:: Exercise input ::

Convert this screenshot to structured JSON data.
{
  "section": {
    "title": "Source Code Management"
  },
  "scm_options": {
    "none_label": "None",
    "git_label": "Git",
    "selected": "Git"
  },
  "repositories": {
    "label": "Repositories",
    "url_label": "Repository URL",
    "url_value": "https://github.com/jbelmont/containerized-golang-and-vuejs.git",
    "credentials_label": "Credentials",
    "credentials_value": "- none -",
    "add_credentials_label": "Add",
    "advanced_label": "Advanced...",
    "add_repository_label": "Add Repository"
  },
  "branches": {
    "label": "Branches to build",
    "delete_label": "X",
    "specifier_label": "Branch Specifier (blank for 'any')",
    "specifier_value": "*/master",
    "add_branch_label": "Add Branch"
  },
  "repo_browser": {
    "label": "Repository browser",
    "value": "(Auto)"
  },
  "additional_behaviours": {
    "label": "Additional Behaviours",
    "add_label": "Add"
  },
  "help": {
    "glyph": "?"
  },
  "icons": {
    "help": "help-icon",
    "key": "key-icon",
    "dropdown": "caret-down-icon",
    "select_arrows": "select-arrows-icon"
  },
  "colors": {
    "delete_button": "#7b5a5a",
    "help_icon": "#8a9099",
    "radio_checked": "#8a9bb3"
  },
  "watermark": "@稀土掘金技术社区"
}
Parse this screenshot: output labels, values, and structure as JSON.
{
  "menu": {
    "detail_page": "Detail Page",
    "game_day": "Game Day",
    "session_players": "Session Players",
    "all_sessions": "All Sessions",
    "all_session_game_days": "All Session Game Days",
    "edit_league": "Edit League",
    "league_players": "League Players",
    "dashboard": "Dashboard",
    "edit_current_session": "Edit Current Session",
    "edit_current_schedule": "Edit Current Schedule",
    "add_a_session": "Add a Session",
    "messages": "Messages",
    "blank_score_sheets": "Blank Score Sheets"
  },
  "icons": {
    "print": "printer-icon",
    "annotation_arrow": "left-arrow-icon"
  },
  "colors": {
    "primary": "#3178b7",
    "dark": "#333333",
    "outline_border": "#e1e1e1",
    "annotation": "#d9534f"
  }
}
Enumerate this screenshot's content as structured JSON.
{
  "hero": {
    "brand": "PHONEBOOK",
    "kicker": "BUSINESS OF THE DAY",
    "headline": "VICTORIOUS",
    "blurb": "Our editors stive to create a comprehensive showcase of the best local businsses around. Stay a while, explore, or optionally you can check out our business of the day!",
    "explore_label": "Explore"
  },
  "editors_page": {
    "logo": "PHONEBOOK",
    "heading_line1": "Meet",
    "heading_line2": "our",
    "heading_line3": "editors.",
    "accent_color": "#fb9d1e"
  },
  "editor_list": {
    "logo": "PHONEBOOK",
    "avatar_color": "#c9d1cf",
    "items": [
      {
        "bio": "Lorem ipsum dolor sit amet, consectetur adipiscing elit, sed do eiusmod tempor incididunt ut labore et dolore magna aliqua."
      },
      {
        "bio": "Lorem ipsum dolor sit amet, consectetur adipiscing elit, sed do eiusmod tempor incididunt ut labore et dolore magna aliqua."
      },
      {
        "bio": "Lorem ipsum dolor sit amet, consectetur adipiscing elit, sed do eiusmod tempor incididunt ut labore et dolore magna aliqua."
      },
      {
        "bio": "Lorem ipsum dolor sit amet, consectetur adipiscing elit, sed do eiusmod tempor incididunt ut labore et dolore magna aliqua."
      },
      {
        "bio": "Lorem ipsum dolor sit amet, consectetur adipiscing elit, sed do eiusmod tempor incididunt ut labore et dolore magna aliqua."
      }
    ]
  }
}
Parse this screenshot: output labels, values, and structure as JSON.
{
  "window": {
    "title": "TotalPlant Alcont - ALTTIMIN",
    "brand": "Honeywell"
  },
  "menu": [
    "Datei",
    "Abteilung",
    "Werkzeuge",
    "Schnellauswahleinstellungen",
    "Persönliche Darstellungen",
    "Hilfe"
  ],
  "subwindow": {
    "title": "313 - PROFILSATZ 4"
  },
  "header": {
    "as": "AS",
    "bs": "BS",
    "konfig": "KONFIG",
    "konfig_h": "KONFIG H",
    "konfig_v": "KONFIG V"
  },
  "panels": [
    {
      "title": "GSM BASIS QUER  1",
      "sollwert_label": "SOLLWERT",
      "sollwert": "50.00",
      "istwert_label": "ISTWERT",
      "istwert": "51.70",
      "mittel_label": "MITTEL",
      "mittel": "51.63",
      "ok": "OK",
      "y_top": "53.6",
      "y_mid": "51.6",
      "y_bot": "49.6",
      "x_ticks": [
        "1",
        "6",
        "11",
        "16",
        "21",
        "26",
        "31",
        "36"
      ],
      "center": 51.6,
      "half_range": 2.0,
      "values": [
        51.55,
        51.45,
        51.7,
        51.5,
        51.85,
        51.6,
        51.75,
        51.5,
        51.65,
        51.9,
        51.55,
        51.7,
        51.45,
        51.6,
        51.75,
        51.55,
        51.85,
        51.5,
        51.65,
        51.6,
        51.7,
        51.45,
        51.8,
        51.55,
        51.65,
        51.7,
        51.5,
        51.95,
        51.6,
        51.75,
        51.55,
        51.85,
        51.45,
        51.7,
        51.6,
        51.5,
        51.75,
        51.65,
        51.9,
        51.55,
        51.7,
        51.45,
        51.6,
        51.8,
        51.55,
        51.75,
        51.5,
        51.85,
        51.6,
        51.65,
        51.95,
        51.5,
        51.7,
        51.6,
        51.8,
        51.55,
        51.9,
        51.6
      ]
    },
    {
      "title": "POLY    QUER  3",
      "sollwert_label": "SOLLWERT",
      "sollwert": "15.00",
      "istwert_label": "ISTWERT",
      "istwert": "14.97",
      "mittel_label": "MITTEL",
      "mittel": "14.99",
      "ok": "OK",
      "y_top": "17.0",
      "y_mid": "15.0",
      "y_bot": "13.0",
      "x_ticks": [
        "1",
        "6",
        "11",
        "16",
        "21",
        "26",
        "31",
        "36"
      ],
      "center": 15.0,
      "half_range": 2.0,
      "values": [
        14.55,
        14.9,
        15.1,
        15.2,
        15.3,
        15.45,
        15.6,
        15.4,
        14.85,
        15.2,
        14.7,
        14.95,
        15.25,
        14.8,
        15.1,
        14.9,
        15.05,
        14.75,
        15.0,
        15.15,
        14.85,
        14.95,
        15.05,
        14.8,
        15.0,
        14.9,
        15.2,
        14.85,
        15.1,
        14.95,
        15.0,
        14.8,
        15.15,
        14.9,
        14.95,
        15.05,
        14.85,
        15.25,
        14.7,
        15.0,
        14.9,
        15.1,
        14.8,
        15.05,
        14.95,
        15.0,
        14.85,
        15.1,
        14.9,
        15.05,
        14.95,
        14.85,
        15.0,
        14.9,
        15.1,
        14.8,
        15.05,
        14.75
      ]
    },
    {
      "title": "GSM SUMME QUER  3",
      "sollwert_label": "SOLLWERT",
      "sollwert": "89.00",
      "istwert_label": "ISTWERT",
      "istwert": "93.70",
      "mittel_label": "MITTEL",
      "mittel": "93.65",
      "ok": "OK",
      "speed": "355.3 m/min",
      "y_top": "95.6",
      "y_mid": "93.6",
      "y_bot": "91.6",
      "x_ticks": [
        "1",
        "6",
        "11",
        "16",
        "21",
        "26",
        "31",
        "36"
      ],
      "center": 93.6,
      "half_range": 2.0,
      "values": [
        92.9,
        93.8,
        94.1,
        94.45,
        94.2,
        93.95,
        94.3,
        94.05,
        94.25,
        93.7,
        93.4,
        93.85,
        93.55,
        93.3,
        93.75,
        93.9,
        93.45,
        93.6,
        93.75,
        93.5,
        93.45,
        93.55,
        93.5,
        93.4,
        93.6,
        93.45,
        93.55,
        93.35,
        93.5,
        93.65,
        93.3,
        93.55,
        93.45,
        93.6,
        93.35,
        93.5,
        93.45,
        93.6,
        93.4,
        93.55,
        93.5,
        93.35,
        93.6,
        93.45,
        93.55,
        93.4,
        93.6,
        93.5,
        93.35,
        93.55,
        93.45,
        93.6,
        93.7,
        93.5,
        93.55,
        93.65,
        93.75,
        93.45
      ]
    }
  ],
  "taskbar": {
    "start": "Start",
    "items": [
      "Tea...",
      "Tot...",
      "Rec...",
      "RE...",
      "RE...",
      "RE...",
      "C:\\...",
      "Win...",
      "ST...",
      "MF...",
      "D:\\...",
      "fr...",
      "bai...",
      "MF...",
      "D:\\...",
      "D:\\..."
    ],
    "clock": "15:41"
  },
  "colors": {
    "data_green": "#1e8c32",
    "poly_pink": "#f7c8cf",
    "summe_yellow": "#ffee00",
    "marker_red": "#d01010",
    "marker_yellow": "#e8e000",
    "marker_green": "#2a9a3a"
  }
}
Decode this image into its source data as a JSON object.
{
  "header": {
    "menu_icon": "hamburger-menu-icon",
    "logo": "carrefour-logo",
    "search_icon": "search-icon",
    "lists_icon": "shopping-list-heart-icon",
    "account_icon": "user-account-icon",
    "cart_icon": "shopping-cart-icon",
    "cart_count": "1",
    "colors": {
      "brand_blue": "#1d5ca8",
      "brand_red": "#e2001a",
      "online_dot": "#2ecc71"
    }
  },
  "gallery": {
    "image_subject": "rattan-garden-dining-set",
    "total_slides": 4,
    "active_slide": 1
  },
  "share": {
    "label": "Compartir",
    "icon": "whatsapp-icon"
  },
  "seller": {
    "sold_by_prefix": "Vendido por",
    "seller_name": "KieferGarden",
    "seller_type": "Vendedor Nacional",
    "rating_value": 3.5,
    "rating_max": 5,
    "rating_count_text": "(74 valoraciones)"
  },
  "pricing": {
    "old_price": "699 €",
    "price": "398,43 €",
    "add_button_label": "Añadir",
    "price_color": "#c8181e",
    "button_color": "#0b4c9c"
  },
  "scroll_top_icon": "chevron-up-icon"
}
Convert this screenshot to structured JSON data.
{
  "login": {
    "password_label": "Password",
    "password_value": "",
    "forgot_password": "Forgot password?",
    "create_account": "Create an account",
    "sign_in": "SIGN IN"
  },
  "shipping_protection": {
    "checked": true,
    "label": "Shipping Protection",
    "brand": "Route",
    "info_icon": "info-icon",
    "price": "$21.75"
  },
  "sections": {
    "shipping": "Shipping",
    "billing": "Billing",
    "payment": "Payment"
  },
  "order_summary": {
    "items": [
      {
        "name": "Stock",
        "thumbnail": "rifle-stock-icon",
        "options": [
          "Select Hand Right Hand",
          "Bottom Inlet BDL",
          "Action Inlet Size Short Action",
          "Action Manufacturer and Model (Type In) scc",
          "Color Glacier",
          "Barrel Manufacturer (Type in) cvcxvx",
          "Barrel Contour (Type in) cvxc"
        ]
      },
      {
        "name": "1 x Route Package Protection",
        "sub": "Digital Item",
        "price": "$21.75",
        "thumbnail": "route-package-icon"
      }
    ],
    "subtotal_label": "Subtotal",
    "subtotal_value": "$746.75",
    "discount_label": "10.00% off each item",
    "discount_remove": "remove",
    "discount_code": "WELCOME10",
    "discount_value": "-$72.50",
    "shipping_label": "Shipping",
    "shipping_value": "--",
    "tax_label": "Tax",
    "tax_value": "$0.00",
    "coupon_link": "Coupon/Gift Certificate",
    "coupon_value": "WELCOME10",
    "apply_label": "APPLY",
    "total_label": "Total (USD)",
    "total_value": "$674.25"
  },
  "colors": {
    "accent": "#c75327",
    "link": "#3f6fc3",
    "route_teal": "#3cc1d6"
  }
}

:::

◆ **Problem**: Find how many lines in the material hold the word "Action" and state that number alone.

◆ **Response to the exercise**: 2